• _SHORT PROBLEM_:
Go through the entries below and retype them exactly, omitting each picture.

── MATERIAL FOR THIS EXERCISE ──

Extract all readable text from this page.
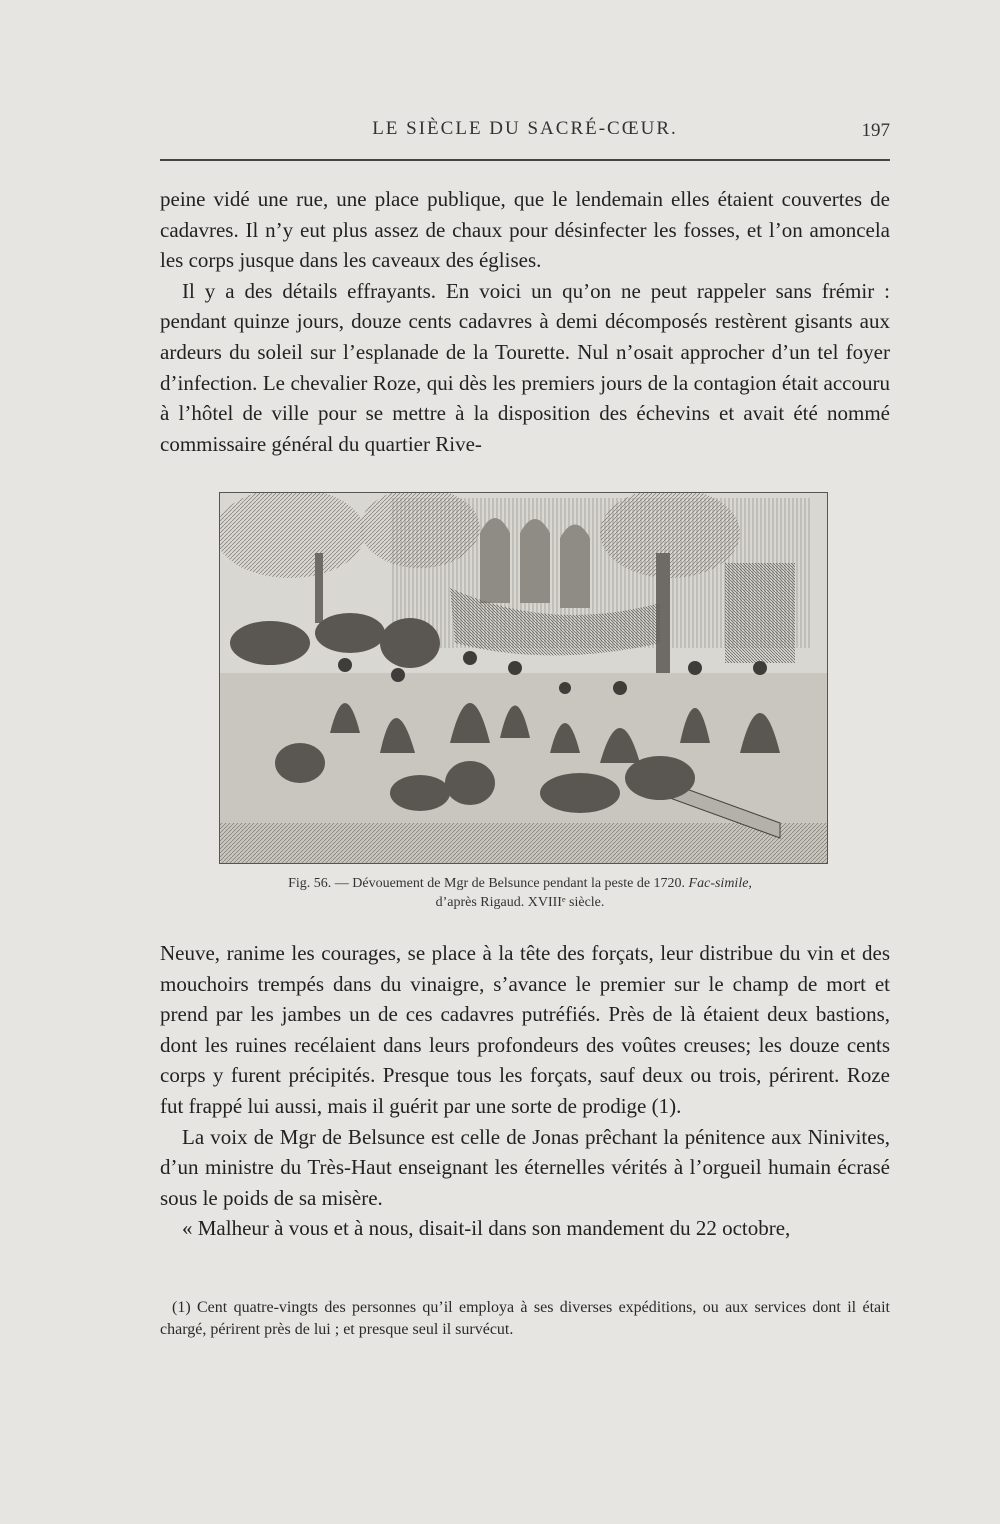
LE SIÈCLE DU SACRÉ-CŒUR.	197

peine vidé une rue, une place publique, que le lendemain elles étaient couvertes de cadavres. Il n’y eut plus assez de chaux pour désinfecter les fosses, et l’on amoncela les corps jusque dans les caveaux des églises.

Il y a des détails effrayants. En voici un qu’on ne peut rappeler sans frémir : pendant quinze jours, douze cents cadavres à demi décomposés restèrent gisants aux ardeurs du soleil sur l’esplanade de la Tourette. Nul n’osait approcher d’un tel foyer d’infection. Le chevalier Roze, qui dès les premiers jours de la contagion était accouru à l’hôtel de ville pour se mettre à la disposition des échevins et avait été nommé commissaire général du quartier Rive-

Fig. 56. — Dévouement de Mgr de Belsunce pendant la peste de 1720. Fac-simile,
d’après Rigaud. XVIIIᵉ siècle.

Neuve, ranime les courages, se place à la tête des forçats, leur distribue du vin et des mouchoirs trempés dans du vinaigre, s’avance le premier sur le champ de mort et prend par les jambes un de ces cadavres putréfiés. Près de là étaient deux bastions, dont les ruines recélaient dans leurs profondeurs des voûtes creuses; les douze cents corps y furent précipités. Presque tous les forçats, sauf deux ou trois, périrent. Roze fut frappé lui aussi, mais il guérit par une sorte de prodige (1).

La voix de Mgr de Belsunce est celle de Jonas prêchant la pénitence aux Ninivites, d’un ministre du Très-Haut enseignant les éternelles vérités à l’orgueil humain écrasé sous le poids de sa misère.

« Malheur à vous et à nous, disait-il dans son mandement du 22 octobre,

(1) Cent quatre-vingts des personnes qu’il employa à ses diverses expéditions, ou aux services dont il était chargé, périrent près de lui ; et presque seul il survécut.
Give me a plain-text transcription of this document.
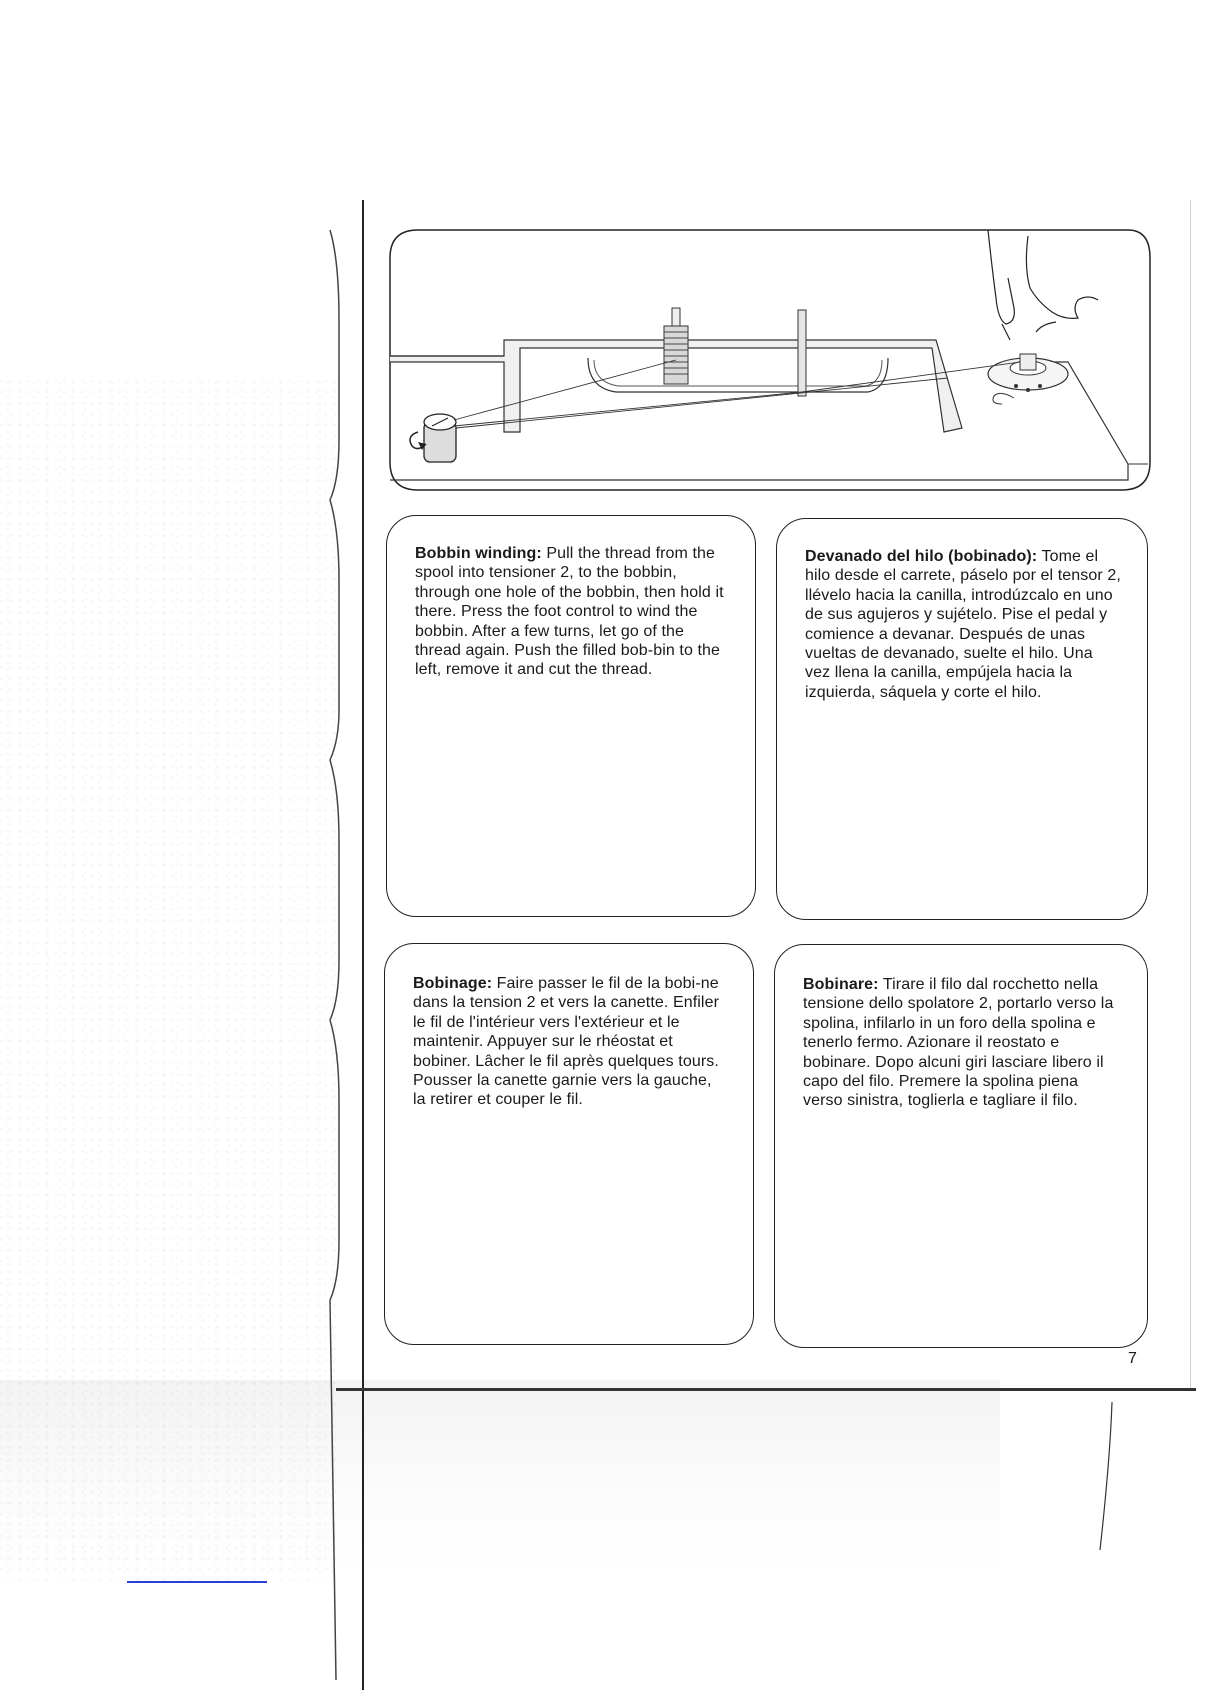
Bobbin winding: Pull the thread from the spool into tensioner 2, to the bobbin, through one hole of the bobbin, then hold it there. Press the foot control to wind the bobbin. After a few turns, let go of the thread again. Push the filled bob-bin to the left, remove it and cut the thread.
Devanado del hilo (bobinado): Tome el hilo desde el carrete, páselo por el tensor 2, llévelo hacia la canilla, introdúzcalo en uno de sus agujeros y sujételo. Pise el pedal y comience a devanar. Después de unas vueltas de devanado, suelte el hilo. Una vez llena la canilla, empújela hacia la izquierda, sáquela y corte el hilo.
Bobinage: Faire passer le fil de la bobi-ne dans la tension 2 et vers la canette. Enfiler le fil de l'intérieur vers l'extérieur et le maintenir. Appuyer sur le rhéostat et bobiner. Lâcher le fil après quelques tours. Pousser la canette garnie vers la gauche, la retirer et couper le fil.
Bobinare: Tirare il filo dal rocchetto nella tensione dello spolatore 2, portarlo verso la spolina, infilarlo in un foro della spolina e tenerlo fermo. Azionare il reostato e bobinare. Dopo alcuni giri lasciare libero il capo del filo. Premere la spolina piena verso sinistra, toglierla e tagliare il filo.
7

───

• _TASK RESPONSE_:
Extract all readable text from this page.
LE SIÈCLE DU SACRÉ-CŒUR.	197

peine vidé une rue, une place publique, que le lendemain elles étaient couvertes de cadavres. Il n’y eut plus assez de chaux pour désinfecter les fosses, et l’on amoncela les corps jusque dans les caveaux des églises.

Il y a des détails effrayants. En voici un qu’on ne peut rappeler sans frémir : pendant quinze jours, douze cents cadavres à demi décomposés restèrent gisants aux ardeurs du soleil sur l’esplanade de la Tourette. Nul n’osait approcher d’un tel foyer d’infection. Le chevalier Roze, qui dès les premiers jours de la contagion était accouru à l’hôtel de ville pour se mettre à la disposition des échevins et avait été nommé commissaire général du quartier Rive-

Fig. 56. — Dévouement de Mgr de Belsunce pendant la peste de 1720. Fac-simile,
d’après Rigaud. XVIIIᵉ siècle.

Neuve, ranime les courages, se place à la tête des forçats, leur distribue du vin et des mouchoirs trempés dans du vinaigre, s’avance le premier sur le champ de mort et prend par les jambes un de ces cadavres putréfiés. Près de là étaient deux bastions, dont les ruines recélaient dans leurs profondeurs des voûtes creuses; les douze cents corps y furent précipités. Presque tous les forçats, sauf deux ou trois, périrent. Roze fut frappé lui aussi, mais il guérit par une sorte de prodige (1).

La voix de Mgr de Belsunce est celle de Jonas prêchant la pénitence aux Ninivites, d’un ministre du Très-Haut enseignant les éternelles vérités à l’orgueil humain écrasé sous le poids de sa misère.

« Malheur à vous et à nous, disait-il dans son mandement du 22 octobre,

(1) Cent quatre-vingts des personnes qu’il employa à ses diverses expéditions, ou aux services dont il était chargé, périrent près de lui ; et presque seul il survécut.
Give me a plain-text transcription of this document.
Bobbin winding: Pull the thread from the spool into tensioner 2, to the bobbin, through one hole of the bobbin, then hold it there. Press the foot control to wind the bobbin. After a few turns, let go of the thread again. Push the filled bob-bin to the left, remove it and cut the thread.
Devanado del hilo (bobinado): Tome el hilo desde el carrete, páselo por el tensor 2, llévelo hacia la canilla, introdúzcalo en uno de sus agujeros y sujételo. Pise el pedal y comience a devanar. Después de unas vueltas de devanado, suelte el hilo. Una vez llena la canilla, empújela hacia la izquierda, sáquela y corte el hilo.
Bobinage: Faire passer le fil de la bobi-ne dans la tension 2 et vers la canette. Enfiler le fil de l'intérieur vers l'extérieur et le maintenir. Appuyer sur le rhéostat et bobiner. Lâcher le fil après quelques tours. Pousser la canette garnie vers la gauche, la retirer et couper le fil.
Bobinare: Tirare il filo dal rocchetto nella tensione dello spolatore 2, portarlo verso la spolina, infilarlo in un foro della spolina e tenerlo fermo. Azionare il reostato e bobinare. Dopo alcuni giri lasciare libero il capo del filo. Premere la spolina piena verso sinistra, toglierla e tagliare il filo.
7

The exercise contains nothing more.